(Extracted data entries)
◆ ◆ ◆ ◆ ◆ ◆ ◆

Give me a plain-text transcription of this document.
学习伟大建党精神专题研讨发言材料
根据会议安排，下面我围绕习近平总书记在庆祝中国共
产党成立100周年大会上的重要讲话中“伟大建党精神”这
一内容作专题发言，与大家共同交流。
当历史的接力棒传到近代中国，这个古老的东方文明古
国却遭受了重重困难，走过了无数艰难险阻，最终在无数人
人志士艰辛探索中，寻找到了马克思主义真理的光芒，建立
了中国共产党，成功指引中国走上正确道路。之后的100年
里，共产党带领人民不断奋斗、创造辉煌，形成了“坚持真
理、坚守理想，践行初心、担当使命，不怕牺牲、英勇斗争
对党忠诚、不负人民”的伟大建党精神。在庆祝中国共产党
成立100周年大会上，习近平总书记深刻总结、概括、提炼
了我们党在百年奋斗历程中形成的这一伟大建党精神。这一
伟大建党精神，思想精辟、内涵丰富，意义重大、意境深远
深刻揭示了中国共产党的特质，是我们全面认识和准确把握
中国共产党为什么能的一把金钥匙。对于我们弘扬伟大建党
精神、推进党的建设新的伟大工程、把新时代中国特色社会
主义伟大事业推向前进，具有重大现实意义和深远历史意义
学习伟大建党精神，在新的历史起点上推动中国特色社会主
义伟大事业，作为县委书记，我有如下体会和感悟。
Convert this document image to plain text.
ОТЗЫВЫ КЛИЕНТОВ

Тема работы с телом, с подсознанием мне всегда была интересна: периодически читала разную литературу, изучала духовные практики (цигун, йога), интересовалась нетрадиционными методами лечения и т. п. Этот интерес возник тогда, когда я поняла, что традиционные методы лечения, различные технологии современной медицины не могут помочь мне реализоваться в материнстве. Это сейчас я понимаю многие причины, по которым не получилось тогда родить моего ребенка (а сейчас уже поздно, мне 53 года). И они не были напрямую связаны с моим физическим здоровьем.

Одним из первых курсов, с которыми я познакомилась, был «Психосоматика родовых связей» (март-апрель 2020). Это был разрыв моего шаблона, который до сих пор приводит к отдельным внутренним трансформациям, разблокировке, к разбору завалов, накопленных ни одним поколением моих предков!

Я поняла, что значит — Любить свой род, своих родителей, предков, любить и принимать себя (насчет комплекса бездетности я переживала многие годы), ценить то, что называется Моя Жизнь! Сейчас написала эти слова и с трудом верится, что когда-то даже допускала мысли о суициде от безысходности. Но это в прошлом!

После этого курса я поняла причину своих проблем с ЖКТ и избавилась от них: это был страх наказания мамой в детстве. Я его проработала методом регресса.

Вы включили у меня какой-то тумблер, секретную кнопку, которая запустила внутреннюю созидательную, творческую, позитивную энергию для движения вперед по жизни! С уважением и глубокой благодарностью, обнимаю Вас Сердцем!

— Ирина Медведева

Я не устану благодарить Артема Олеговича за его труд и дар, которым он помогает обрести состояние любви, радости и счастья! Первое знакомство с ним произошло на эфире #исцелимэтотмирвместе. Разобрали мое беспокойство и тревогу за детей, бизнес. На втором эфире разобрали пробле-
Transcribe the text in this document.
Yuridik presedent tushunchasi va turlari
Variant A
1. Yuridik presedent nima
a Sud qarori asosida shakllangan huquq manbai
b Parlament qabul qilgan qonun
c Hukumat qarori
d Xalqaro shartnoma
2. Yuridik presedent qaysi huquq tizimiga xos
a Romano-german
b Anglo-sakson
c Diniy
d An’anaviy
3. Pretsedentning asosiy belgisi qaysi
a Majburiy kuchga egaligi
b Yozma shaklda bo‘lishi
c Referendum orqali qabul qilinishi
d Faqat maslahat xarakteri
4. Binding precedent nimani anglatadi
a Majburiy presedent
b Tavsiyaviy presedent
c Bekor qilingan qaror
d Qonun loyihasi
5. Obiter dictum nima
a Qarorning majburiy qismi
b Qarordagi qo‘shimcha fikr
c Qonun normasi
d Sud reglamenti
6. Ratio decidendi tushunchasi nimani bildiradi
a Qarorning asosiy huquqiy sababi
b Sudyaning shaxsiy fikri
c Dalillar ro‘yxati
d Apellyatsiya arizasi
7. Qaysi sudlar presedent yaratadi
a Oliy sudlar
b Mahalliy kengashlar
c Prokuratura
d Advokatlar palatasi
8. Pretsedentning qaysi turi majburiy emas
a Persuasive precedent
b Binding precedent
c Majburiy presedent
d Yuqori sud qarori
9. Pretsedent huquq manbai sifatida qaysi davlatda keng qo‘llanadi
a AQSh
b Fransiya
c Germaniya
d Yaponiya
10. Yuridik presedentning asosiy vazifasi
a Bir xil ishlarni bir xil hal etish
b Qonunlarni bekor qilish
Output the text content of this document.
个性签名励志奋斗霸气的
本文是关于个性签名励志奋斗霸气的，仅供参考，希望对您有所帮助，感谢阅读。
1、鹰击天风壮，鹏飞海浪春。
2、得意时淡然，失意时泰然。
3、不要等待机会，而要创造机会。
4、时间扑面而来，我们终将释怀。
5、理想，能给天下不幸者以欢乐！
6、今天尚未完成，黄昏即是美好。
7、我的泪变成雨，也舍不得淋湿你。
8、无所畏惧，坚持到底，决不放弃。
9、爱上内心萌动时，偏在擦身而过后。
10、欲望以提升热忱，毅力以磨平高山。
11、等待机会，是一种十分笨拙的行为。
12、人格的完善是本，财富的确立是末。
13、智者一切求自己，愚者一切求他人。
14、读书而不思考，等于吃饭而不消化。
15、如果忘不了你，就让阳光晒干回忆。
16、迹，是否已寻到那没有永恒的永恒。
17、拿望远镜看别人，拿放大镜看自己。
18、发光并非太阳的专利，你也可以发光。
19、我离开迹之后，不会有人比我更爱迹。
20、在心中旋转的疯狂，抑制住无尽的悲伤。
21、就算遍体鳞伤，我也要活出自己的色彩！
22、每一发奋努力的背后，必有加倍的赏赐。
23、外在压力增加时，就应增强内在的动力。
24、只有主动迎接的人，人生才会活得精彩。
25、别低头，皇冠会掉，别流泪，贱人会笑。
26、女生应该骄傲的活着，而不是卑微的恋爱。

◆ ◆ ◆ ◆ ◆ ◆ ◆

Task goal = Copy every line of the listing that includes the string "Pretsedentning".

The response =
3. Pretsedentning asosiy belgisi qaysi
8. Pretsedentning qaysi turi majburiy emas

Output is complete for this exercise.